Copy out all the lines where "clip" shows up.

Material for this exercise -
>>>>>
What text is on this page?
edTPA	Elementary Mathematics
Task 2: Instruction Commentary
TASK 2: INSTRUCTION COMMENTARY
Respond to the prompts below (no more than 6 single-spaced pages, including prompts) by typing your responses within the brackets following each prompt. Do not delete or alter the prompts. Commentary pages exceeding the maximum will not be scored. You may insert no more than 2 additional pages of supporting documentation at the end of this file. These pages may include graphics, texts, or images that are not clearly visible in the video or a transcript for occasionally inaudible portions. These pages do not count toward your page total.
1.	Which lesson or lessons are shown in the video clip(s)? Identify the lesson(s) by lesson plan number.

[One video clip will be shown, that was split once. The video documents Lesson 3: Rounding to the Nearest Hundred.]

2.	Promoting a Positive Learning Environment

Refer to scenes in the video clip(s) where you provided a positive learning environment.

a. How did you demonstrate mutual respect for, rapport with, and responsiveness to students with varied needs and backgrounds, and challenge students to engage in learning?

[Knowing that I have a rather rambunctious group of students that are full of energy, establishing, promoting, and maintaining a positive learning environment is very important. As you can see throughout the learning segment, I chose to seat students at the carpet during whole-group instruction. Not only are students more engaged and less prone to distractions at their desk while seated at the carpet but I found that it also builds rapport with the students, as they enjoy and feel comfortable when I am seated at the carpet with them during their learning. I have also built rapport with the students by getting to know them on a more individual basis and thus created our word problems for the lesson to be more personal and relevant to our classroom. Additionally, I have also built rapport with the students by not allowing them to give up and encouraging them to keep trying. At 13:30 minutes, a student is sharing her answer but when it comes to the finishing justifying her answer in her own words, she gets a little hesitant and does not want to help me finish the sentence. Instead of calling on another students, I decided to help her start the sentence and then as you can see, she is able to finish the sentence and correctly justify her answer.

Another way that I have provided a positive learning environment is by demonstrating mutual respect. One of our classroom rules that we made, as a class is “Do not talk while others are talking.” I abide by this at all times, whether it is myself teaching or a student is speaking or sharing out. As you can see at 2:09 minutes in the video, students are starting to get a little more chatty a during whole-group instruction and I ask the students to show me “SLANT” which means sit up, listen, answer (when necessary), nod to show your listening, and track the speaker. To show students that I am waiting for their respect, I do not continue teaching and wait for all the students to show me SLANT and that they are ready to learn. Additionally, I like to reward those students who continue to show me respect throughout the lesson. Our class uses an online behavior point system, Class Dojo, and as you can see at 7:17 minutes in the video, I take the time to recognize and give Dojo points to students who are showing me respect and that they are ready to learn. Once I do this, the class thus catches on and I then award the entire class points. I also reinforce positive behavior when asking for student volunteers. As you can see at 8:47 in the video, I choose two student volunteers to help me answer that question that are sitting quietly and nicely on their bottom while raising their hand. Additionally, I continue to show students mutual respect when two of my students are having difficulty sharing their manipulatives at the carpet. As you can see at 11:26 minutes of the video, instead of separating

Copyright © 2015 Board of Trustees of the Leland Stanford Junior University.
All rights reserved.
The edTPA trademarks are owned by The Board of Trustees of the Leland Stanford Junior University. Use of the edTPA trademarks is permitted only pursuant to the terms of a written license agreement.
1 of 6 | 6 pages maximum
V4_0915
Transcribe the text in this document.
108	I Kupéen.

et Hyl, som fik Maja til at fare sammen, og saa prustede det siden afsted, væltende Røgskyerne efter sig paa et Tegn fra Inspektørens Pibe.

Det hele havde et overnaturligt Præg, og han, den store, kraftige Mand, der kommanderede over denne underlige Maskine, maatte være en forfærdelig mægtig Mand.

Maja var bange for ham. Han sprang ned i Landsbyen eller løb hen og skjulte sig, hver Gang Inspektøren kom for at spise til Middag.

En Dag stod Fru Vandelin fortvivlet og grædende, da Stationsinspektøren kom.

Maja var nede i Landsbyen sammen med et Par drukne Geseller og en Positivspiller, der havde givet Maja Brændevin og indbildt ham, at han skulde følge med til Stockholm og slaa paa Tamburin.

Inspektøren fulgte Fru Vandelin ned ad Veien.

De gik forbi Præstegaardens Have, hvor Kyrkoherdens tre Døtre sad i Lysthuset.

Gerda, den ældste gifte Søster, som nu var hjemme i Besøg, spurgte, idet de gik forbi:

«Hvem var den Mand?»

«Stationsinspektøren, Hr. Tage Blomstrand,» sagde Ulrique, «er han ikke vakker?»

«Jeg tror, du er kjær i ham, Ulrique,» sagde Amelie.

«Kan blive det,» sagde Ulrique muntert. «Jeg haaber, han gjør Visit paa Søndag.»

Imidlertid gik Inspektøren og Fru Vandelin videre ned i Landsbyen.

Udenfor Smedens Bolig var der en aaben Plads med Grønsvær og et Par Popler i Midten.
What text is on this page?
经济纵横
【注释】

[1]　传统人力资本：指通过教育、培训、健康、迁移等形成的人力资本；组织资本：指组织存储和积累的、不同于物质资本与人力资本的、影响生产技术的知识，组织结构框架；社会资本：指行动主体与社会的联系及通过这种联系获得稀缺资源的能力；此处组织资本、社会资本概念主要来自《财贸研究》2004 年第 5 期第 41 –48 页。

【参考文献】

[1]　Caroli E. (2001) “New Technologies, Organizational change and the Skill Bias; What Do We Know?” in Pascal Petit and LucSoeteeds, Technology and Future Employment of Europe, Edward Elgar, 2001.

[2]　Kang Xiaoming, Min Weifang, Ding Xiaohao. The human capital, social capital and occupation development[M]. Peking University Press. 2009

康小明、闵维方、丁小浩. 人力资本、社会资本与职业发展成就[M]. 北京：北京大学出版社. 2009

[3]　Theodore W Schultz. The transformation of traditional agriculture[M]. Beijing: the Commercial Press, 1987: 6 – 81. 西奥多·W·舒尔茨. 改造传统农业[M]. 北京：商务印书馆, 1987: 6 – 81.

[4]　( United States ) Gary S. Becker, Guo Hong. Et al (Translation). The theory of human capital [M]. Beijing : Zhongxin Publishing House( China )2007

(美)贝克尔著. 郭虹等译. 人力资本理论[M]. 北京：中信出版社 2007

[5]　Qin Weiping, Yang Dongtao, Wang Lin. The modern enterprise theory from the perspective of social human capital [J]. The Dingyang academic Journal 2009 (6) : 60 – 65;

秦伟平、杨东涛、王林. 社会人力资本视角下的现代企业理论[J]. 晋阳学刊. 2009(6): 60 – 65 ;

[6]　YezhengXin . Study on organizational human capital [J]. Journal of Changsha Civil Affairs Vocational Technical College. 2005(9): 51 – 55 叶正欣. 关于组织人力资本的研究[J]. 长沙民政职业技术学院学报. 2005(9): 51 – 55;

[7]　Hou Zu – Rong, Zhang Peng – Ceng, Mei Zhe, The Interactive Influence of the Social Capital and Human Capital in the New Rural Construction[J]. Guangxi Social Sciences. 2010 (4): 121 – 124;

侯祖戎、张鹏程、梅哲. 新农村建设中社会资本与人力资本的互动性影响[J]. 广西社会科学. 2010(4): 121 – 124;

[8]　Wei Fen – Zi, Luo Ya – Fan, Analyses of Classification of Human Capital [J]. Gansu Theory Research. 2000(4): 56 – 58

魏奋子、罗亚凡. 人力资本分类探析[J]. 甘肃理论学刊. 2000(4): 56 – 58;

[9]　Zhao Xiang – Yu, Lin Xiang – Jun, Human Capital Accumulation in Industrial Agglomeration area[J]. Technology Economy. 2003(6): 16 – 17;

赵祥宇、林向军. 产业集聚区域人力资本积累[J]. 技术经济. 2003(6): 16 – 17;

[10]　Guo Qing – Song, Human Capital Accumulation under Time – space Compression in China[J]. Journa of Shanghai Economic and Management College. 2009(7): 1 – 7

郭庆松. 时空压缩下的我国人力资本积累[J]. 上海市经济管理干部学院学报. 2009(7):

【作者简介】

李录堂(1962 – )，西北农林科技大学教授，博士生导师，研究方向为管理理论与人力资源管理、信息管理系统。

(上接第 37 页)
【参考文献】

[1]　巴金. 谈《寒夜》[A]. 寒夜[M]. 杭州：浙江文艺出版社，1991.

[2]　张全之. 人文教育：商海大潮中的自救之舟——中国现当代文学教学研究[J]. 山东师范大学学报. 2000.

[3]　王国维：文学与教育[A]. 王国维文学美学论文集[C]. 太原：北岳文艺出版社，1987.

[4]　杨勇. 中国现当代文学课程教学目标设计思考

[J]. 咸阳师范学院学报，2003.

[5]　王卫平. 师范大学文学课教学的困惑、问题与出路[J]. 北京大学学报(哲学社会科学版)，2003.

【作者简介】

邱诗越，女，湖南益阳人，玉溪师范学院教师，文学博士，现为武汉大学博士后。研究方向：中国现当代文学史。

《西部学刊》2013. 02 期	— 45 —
<<<<<
The result -
1.	Which lesson or lessons are shown in the video clip(s)? Identify the lesson(s) by lesson plan number.
[One video clip will be shown, that was split once. The video documents Lesson 3: Rounding to the Nearest Hundred.]
Refer to scenes in the video clip(s) where you provided a positive learning environment.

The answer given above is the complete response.